## Dataset records
■ ■ ■

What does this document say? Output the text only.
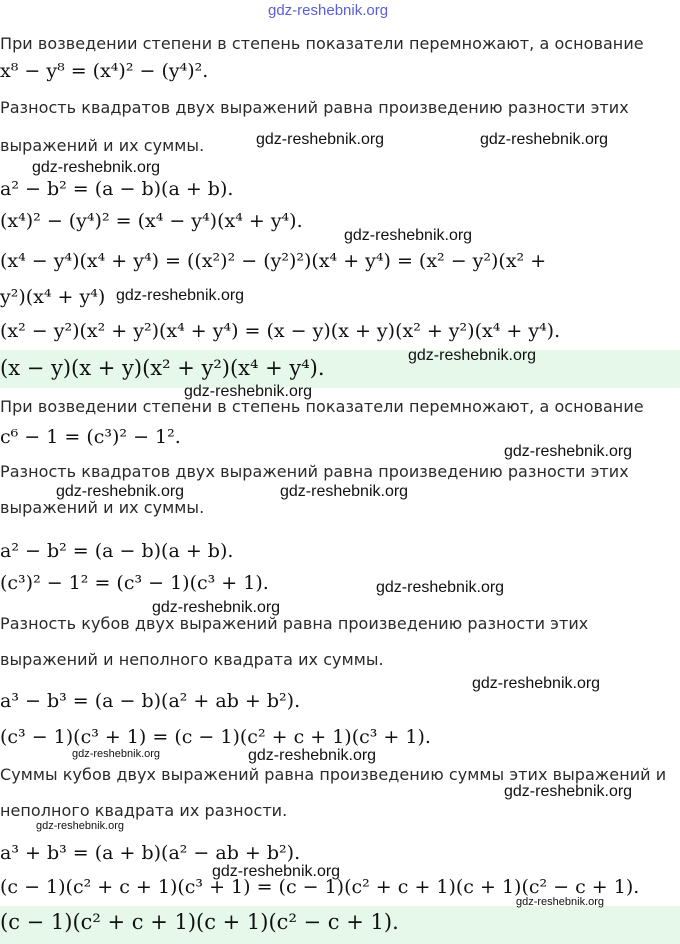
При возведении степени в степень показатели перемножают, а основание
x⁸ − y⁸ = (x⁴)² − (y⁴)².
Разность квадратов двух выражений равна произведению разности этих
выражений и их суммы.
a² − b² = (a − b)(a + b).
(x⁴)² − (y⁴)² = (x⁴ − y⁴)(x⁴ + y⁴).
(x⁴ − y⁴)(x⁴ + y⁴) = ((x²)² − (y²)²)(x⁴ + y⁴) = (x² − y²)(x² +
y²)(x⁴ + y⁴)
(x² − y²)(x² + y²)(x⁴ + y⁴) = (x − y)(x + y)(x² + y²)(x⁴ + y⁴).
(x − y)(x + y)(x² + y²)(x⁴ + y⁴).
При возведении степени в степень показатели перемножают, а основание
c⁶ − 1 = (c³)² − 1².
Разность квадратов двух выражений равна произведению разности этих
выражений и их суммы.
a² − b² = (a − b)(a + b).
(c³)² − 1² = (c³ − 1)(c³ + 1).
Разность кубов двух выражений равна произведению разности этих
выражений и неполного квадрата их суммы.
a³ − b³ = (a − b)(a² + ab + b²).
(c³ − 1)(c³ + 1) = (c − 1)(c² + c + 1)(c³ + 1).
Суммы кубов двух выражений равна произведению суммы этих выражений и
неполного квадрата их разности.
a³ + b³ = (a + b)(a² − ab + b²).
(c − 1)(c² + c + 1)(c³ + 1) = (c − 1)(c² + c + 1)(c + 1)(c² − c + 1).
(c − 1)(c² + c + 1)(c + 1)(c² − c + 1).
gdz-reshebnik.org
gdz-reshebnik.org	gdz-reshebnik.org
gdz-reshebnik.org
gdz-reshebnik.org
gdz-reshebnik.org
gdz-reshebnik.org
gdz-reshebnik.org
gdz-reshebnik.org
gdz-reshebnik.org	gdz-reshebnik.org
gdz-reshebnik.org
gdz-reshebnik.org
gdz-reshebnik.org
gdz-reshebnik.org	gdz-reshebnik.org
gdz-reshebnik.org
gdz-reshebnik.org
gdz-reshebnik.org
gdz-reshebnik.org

■ ■ ■

## Directions
Leave out the pictures, and give all the records again exactly.

## Full solution
What does this document say? Output the text only.
При возведении степени в степень показатели перемножают, а основание
x⁸ − y⁸ = (x⁴)² − (y⁴)².
Разность квадратов двух выражений равна произведению разности этих
выражений и их суммы.
a² − b² = (a − b)(a + b).
(x⁴)² − (y⁴)² = (x⁴ − y⁴)(x⁴ + y⁴).
(x⁴ − y⁴)(x⁴ + y⁴) = ((x²)² − (y²)²)(x⁴ + y⁴) = (x² − y²)(x² +
y²)(x⁴ + y⁴)
(x² − y²)(x² + y²)(x⁴ + y⁴) = (x − y)(x + y)(x² + y²)(x⁴ + y⁴).
(x − y)(x + y)(x² + y²)(x⁴ + y⁴).
При возведении степени в степень показатели перемножают, а основание
c⁶ − 1 = (c³)² − 1².
Разность квадратов двух выражений равна произведению разности этих
выражений и их суммы.
a² − b² = (a − b)(a + b).
(c³)² − 1² = (c³ − 1)(c³ + 1).
Разность кубов двух выражений равна произведению разности этих
выражений и неполного квадрата их суммы.
a³ − b³ = (a − b)(a² + ab + b²).
(c³ − 1)(c³ + 1) = (c − 1)(c² + c + 1)(c³ + 1).
Суммы кубов двух выражений равна произведению суммы этих выражений и
неполного квадрата их разности.
a³ + b³ = (a + b)(a² − ab + b²).
(c − 1)(c² + c + 1)(c³ + 1) = (c − 1)(c² + c + 1)(c + 1)(c² − c + 1).
(c − 1)(c² + c + 1)(c + 1)(c² − c + 1).
gdz-reshebnik.org
gdz-reshebnik.org	gdz-reshebnik.org
gdz-reshebnik.org
gdz-reshebnik.org
gdz-reshebnik.org
gdz-reshebnik.org
gdz-reshebnik.org
gdz-reshebnik.org
gdz-reshebnik.org	gdz-reshebnik.org
gdz-reshebnik.org
gdz-reshebnik.org
gdz-reshebnik.org
gdz-reshebnik.org	gdz-reshebnik.org
gdz-reshebnik.org
gdz-reshebnik.org
gdz-reshebnik.org
gdz-reshebnik.org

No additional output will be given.